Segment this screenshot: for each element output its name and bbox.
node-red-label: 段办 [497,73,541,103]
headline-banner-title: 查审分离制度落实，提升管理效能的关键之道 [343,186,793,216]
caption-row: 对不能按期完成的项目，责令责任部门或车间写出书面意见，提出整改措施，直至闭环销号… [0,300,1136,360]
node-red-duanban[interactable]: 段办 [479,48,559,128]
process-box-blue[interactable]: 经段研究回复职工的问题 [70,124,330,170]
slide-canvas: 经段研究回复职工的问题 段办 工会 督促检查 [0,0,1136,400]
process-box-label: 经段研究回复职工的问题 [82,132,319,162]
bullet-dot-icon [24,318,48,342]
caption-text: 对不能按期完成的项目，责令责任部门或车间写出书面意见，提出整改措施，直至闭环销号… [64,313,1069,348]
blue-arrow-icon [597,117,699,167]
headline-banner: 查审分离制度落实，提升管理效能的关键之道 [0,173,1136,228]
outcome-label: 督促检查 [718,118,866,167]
▬▬▬▬▬▬
Could you turn the listing into a numbered list, leaving out any blank lines?

1. Segment this screenshot: for each element output its name and bbox.
2. node-red-label: 段办 [497,73,541,103]
3. headline-banner-title: 查审分离制度落实，提升管理效能的关键之道 [343,186,793,216]
4. caption-row: 对不能按期完成的项目，责令责任部门或车间写出书面意见，提出整改措施，直至闭环销号… [0,300,1136,360]
5. node-red-duanban[interactable]: 段办 [479,48,559,128]
6. process-box-blue[interactable]: 经段研究回复职工的问题 [70,124,330,170]
7. slide-canvas: 经段研究回复职工的问题 段办 工会 督促检查 [0,0,1136,400]
8. process-box-label: 经段研究回复职工的问题 [82,132,319,162]
9. bullet-dot-icon [24,318,48,342]
10. caption-text: 对不能按期完成的项目，责令责任部门或车间写出书面意见，提出整改措施，直至闭环销号… [64,313,1069,348]
11. blue-arrow-icon [597,117,699,167]
12. headline-banner: 查审分离制度落实，提升管理效能的关键之道 [0,173,1136,228]
13. outcome-label: 督促检查 [718,118,866,167]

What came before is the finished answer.